"""
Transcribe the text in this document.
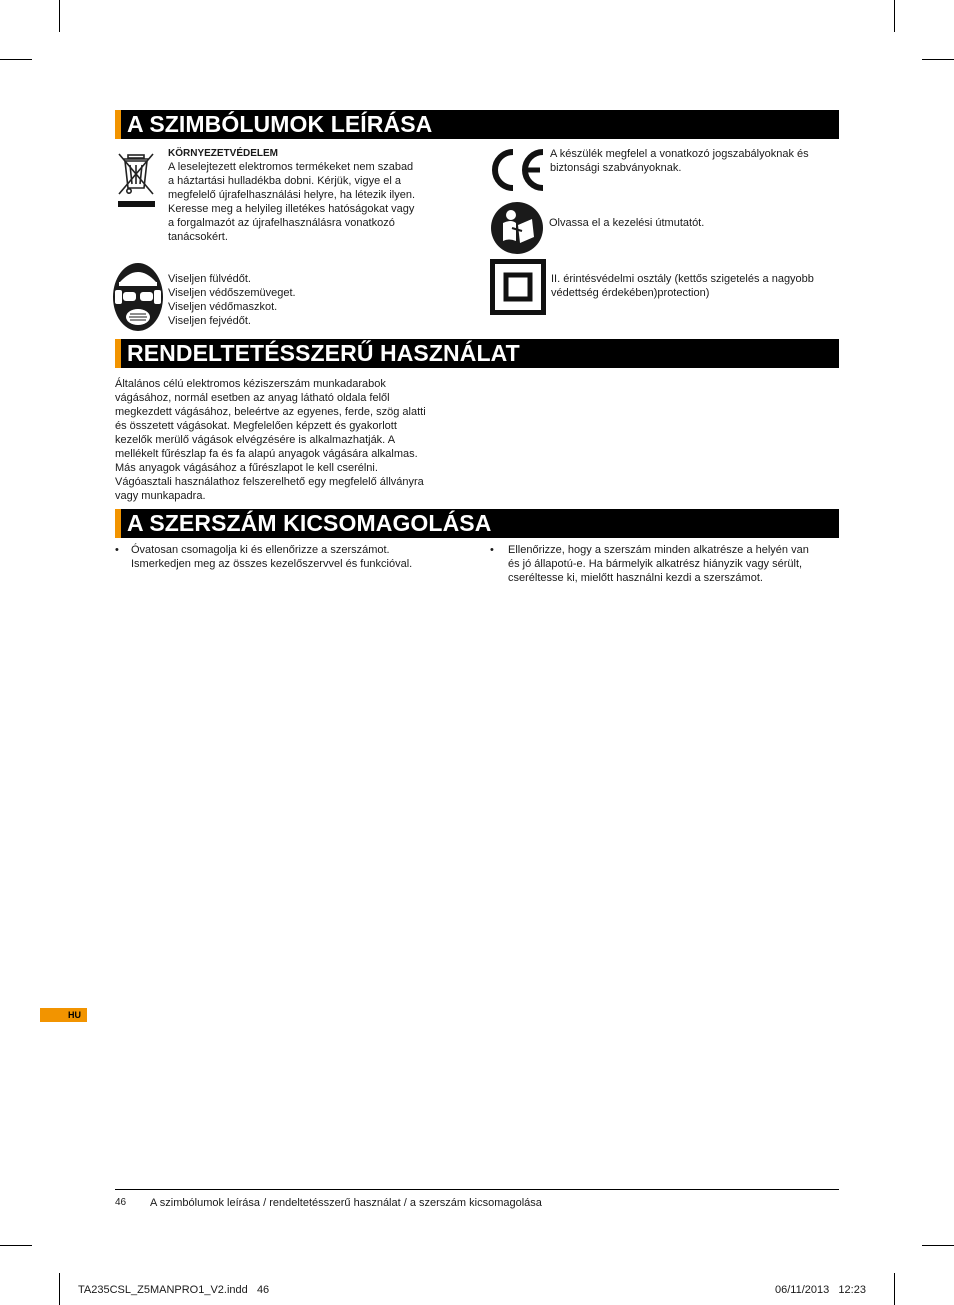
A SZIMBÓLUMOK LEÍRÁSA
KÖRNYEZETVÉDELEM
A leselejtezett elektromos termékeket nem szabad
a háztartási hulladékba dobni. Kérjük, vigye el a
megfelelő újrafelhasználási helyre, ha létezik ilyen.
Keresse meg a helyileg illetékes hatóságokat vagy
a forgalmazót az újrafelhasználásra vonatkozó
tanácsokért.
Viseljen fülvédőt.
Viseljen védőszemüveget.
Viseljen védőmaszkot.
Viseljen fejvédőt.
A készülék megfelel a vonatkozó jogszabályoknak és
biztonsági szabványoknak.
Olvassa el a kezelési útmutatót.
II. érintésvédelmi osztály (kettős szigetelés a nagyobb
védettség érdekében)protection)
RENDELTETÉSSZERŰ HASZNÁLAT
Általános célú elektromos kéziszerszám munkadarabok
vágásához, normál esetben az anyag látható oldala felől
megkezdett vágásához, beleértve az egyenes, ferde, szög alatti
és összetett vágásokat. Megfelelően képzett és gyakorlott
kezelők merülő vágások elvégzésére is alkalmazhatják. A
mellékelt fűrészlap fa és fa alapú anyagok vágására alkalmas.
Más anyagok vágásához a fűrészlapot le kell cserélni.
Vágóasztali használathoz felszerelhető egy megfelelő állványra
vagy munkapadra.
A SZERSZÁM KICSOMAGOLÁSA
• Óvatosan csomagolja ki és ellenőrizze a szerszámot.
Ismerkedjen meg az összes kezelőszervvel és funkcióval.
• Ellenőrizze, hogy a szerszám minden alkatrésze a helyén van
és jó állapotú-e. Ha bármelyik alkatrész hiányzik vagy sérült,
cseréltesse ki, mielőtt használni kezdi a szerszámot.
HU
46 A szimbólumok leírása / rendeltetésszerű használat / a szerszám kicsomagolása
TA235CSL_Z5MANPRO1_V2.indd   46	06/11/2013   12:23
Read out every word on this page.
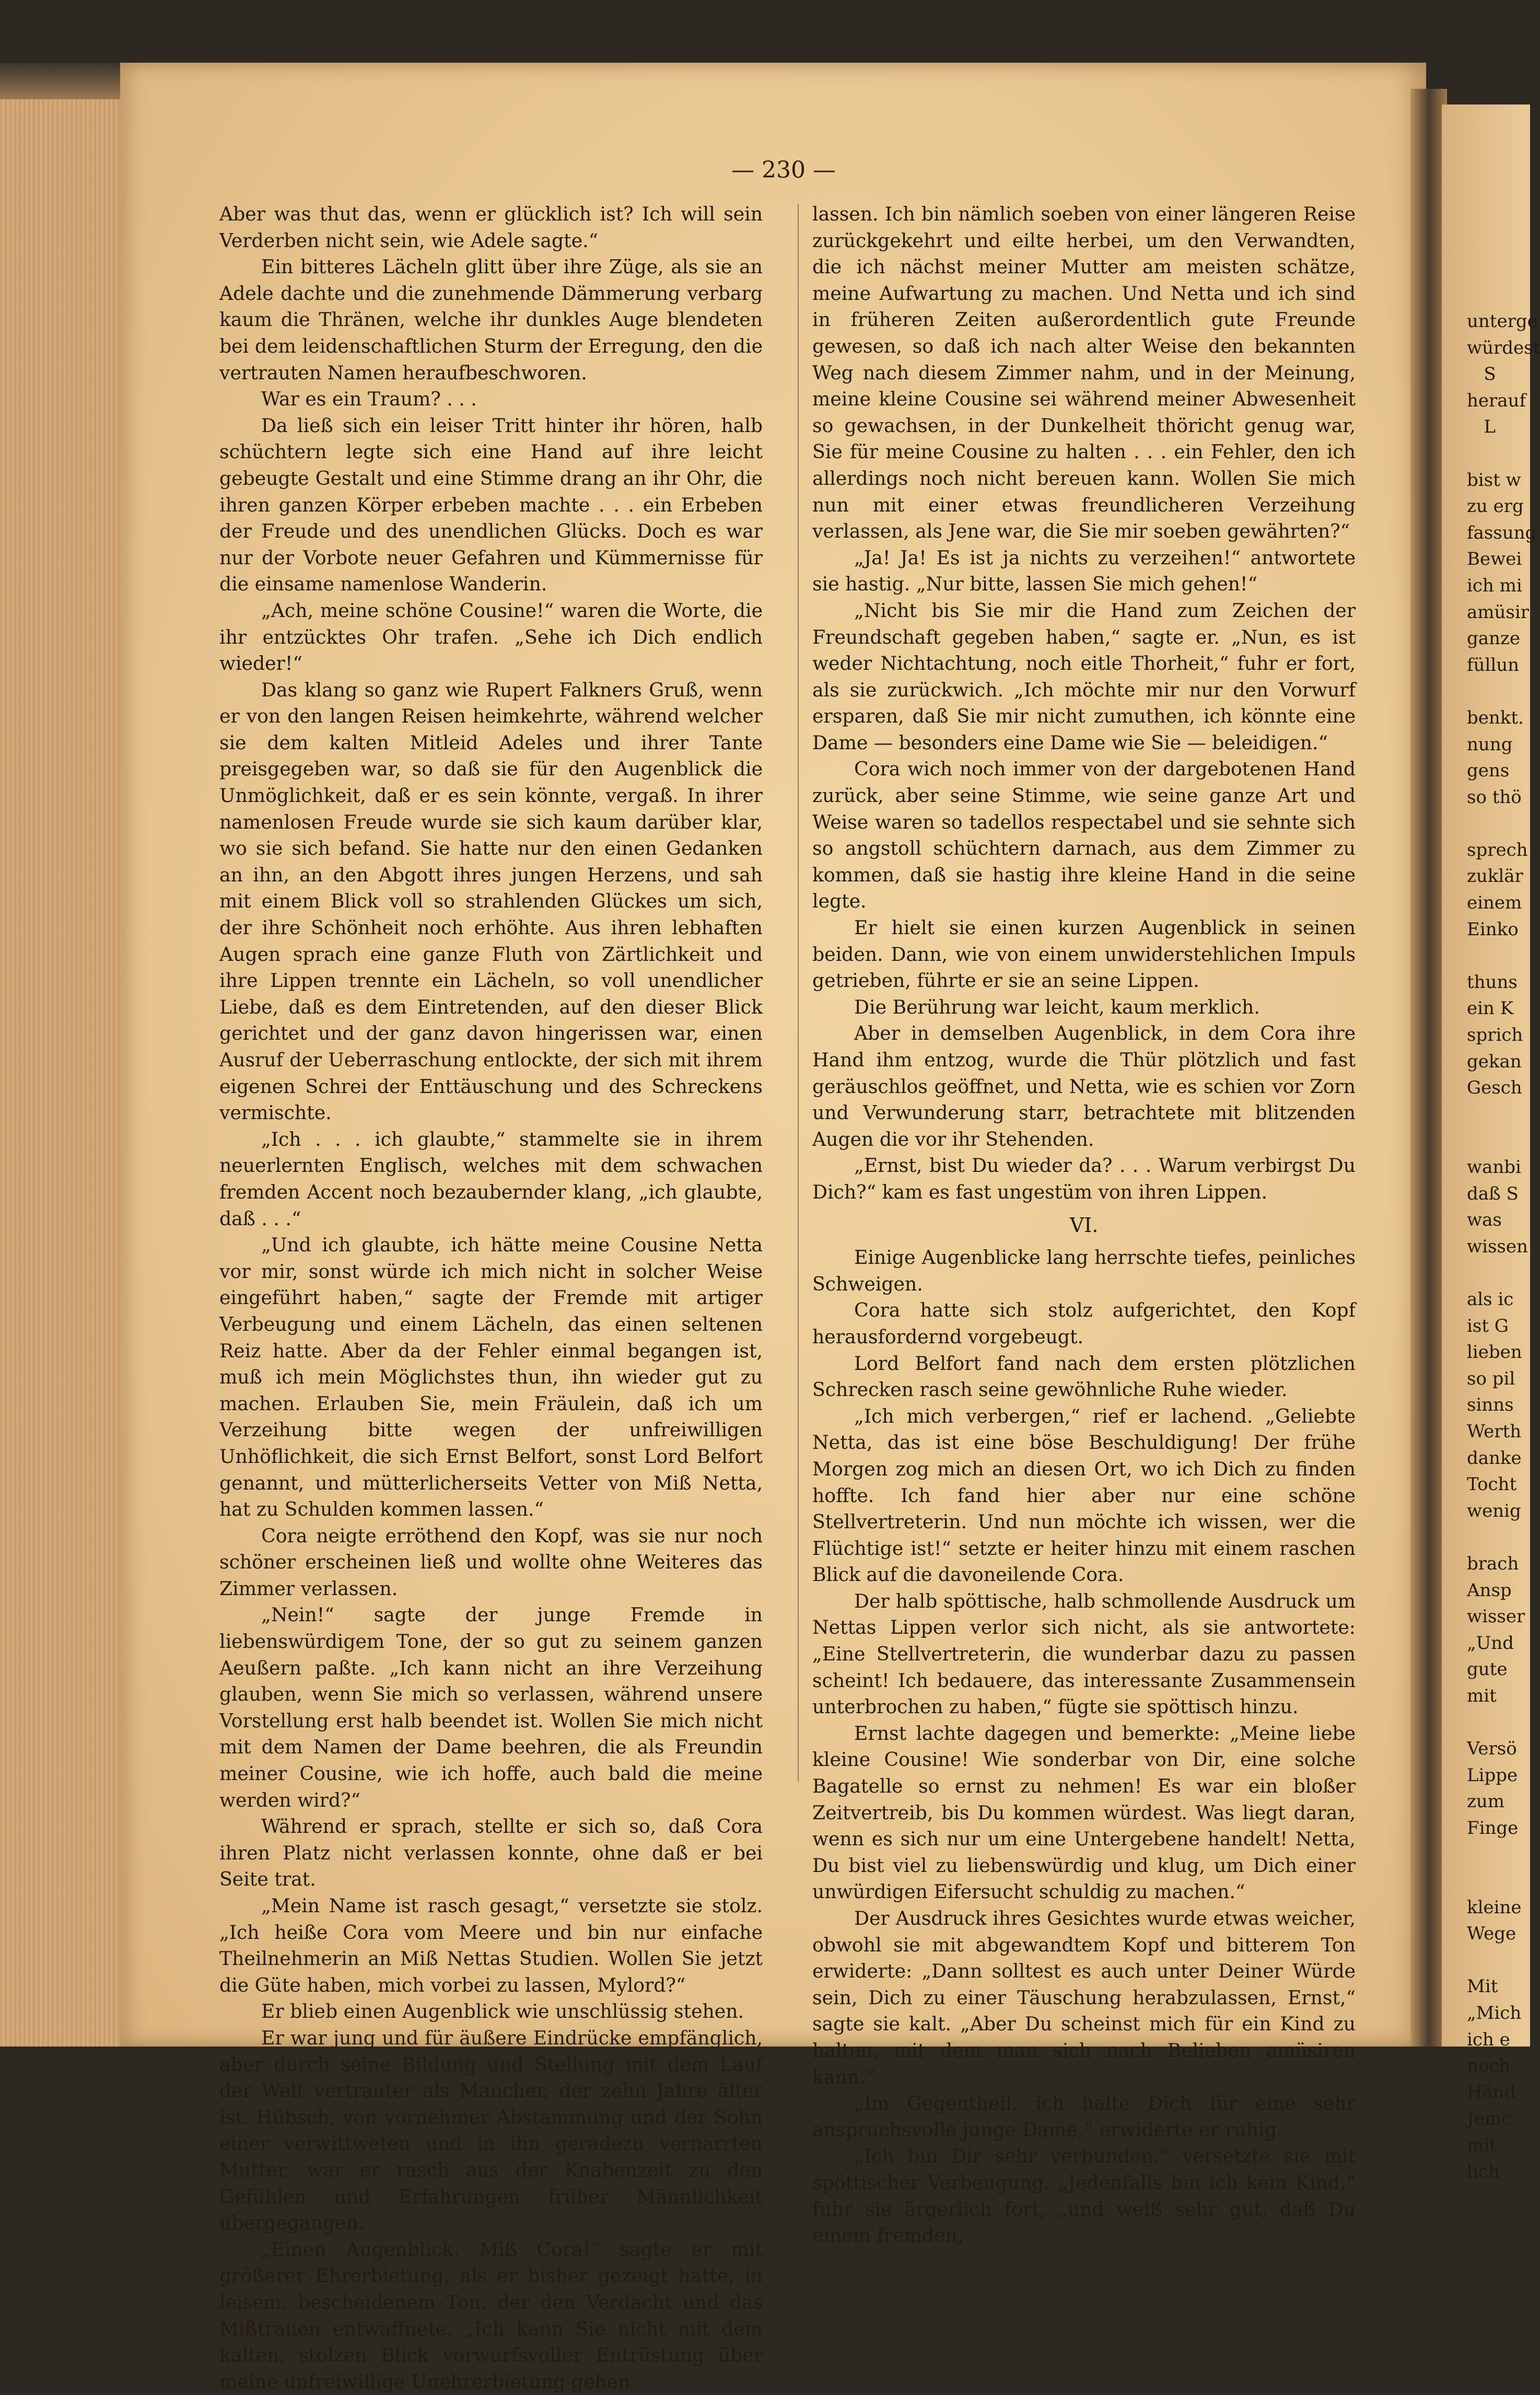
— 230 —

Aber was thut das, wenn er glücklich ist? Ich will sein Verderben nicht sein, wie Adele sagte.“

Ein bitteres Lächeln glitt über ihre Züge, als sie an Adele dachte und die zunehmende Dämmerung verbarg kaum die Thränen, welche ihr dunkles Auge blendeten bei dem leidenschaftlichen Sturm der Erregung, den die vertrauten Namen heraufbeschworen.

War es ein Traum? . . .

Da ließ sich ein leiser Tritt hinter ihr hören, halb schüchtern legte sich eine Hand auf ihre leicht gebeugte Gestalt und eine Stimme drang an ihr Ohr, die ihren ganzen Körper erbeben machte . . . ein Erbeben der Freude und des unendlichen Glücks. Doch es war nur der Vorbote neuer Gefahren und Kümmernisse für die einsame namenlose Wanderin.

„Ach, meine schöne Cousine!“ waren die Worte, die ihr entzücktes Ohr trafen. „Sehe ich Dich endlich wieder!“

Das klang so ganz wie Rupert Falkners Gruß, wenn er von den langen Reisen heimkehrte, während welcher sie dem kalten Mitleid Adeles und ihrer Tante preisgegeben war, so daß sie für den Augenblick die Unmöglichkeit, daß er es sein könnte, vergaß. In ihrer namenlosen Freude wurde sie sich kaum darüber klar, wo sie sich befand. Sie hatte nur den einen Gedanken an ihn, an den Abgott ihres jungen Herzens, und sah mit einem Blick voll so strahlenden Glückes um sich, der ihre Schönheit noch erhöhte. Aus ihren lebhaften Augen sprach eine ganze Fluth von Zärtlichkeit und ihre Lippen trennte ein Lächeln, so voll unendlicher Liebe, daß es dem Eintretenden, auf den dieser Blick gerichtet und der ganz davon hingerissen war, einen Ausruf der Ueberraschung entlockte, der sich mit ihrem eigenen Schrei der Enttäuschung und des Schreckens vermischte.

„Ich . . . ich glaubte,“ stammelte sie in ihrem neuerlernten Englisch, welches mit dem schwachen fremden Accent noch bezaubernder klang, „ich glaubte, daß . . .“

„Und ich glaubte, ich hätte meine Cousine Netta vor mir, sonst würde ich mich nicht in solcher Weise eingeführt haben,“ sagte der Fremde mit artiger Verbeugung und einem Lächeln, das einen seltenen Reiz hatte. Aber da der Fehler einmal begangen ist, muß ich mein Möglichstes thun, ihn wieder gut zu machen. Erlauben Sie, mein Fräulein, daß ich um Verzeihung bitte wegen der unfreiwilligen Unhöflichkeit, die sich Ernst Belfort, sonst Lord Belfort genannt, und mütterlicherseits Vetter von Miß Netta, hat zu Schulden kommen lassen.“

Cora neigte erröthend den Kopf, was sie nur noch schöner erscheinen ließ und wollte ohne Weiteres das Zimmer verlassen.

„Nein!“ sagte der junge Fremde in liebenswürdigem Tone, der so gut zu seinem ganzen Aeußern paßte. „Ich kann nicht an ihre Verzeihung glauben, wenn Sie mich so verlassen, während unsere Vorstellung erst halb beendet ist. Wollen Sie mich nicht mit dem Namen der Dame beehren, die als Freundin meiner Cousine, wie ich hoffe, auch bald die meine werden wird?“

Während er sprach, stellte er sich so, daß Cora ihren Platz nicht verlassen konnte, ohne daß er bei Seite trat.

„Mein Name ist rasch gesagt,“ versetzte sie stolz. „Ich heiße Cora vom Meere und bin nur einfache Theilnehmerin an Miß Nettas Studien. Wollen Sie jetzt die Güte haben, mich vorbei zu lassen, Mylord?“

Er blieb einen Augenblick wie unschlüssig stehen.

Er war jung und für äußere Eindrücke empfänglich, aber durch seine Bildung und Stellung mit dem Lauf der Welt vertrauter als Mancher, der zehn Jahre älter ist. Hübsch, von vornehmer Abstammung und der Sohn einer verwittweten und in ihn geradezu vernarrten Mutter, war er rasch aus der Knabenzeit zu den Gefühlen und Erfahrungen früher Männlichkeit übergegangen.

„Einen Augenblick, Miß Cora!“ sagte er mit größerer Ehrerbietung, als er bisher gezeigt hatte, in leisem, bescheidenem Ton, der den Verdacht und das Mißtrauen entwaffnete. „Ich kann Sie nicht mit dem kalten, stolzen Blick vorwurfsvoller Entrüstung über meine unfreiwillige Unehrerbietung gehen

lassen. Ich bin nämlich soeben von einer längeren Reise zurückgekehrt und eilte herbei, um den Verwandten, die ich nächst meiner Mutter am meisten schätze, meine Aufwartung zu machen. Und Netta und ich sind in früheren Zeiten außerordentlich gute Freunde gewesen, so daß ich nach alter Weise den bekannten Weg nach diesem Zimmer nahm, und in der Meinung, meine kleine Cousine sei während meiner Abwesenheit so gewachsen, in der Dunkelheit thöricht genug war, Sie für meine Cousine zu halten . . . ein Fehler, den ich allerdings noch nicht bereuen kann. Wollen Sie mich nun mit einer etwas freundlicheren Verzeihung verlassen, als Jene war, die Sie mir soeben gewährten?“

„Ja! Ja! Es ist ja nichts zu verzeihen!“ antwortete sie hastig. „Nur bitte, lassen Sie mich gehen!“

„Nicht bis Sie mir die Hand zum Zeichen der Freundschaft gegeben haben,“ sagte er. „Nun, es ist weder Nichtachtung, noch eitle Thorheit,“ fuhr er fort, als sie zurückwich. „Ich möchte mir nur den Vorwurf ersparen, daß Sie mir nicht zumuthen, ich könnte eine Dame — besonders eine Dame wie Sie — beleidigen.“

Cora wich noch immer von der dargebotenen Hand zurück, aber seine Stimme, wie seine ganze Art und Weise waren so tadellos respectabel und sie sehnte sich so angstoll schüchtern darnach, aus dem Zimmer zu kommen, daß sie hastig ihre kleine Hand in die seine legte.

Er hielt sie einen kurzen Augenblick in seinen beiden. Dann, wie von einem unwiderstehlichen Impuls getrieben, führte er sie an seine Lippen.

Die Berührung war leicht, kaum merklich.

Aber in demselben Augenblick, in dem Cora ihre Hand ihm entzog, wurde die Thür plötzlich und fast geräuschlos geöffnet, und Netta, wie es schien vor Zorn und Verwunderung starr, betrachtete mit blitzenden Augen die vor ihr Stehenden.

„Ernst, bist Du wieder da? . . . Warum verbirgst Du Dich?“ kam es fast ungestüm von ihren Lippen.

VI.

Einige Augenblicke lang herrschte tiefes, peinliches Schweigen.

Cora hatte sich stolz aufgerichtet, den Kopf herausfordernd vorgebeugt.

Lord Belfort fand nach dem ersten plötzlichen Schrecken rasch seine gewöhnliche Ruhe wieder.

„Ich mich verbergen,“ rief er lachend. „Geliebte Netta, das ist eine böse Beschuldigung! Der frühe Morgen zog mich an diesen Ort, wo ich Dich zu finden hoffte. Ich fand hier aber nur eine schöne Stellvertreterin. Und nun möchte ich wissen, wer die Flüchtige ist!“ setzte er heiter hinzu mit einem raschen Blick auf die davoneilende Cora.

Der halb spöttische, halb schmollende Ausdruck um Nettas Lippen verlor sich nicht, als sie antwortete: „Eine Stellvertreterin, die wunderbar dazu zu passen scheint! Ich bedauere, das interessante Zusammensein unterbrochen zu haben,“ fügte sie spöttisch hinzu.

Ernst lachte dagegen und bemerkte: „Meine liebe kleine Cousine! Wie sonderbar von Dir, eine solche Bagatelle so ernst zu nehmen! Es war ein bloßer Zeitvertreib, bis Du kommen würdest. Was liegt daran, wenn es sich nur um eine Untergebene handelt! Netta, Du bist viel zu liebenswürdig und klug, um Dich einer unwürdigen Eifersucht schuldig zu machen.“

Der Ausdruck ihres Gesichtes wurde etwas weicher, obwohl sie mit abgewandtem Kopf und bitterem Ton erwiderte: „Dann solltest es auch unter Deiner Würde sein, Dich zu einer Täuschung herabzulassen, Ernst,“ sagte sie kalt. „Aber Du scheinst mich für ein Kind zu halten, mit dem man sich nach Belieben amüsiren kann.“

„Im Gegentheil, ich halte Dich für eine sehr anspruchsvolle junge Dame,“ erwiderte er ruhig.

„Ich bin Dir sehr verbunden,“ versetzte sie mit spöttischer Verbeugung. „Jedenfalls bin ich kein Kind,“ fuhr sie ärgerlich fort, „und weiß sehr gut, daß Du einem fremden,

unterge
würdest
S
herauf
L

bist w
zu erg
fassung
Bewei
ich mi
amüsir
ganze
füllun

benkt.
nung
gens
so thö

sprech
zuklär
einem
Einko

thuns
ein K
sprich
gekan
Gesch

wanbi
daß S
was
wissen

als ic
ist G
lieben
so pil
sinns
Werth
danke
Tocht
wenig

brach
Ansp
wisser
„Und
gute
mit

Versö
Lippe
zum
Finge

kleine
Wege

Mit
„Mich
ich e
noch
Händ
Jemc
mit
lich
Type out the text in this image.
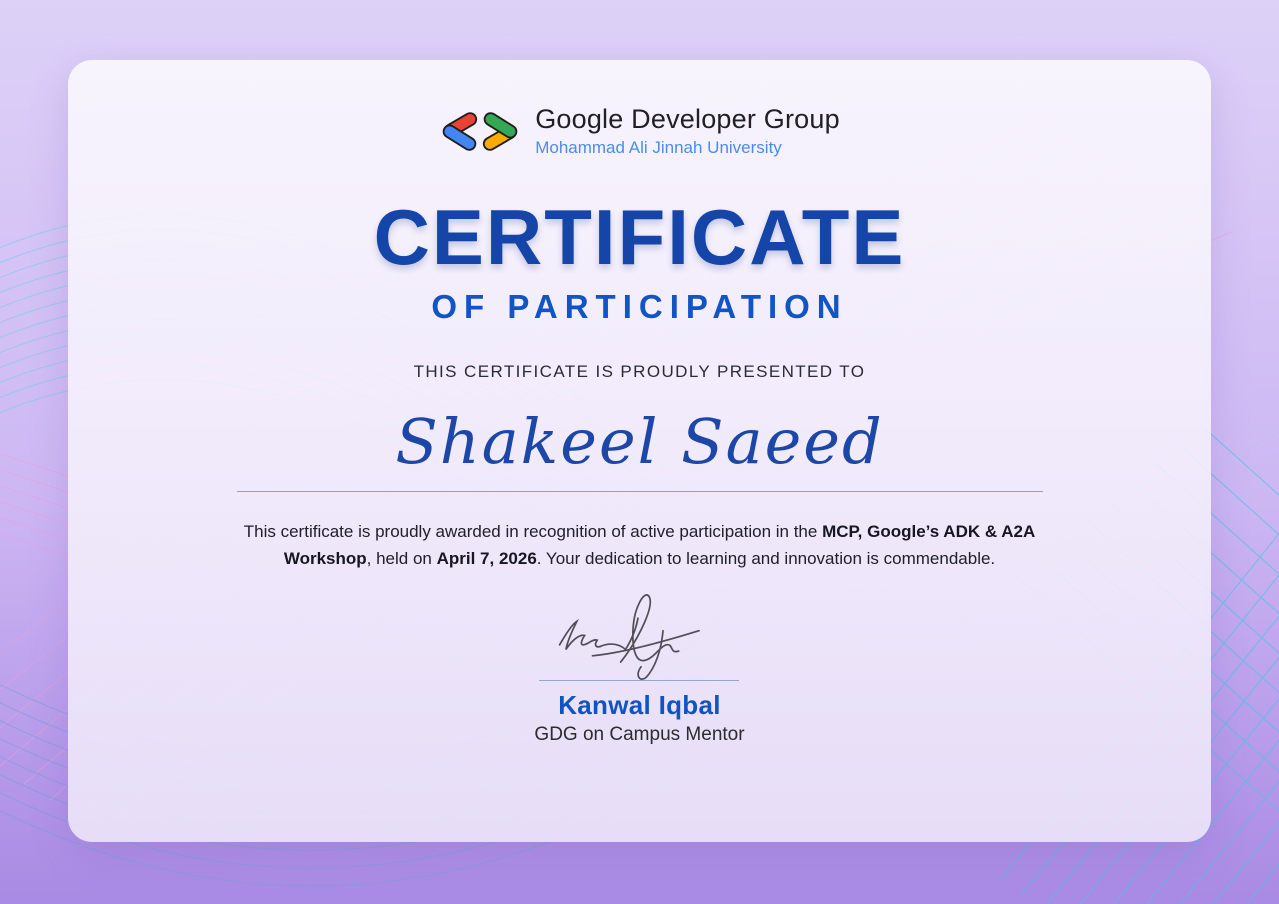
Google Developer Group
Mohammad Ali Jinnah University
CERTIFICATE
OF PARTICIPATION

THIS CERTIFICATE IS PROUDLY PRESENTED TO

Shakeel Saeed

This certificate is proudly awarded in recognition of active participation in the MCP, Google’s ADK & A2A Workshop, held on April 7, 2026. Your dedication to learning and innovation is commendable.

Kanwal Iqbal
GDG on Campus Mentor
"""
■ **Stated problem**:
Check each line above for the word "Kopf" and copy the ones that have it.

■ **Correct answer**:
Cora neigte erröthend den Kopf, was sie nur noch schöner erscheinen ließ und wollte ohne Weiteres das Zimmer verlassen.
Cora hatte sich stolz aufgerichtet, den Kopf herausfordernd vorgebeugt.
Der Ausdruck ihres Gesichtes wurde etwas weicher, obwohl sie mit abgewandtem Kopf und bitterem Ton erwiderte: „Dann solltest es auch unter Deiner Würde sein, Dich zu einer Täuschung herabzulassen, Ernst,“ sagte sie kalt. „Aber Du scheinst mich für ein Kind zu halten, mit dem man sich nach Belieben amüsiren kann.“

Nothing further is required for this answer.